Description of the task: Collect each line holding the string "Average".

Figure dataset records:

__________________________________________________

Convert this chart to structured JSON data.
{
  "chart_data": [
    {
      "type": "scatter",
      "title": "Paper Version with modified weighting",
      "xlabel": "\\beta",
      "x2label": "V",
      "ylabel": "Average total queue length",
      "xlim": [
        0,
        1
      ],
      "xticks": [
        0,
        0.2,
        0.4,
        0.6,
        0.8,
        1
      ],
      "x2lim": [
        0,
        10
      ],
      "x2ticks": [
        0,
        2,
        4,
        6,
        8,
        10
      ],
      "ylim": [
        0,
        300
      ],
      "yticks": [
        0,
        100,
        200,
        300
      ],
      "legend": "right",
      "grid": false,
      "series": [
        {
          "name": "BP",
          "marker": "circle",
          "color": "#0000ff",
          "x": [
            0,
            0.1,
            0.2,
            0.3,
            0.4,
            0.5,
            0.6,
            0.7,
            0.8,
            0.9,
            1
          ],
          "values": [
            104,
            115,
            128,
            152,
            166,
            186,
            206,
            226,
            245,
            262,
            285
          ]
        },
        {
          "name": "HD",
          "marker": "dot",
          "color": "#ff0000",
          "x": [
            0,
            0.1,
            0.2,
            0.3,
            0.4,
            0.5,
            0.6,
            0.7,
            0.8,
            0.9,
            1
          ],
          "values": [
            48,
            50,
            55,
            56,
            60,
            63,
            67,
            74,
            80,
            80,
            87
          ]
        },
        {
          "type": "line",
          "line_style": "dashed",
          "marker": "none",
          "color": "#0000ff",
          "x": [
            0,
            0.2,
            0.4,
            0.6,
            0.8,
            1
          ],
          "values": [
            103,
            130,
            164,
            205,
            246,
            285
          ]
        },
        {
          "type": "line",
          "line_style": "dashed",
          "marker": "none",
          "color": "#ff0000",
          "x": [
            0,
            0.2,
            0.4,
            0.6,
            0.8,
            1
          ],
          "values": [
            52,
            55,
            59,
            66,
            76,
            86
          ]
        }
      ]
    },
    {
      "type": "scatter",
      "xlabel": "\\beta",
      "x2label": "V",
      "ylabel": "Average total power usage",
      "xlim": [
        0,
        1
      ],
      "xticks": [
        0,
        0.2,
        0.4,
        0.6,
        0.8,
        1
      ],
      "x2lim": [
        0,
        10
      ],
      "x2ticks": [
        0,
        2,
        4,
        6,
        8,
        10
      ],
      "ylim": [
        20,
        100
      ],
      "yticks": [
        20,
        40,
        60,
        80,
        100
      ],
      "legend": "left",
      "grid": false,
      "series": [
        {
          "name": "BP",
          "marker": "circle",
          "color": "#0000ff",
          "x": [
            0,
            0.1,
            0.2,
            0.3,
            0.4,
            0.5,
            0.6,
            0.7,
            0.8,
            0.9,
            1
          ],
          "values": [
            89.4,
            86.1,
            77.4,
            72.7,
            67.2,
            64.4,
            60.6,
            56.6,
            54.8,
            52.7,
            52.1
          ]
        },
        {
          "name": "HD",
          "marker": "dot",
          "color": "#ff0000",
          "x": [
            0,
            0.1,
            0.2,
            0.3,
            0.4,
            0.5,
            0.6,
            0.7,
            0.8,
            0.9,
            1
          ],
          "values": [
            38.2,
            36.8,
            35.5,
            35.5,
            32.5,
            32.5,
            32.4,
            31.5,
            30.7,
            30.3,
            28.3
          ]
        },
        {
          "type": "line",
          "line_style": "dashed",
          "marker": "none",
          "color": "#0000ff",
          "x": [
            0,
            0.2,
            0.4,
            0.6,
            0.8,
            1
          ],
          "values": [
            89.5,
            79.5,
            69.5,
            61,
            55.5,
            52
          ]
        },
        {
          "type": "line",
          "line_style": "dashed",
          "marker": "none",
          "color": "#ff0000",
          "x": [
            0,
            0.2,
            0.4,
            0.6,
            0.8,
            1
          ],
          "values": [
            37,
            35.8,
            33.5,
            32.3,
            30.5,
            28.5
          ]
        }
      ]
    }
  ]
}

__________________________________________________

Exercise response:
      "ylabel": "Average total queue length",
      "ylabel": "Average total power usage",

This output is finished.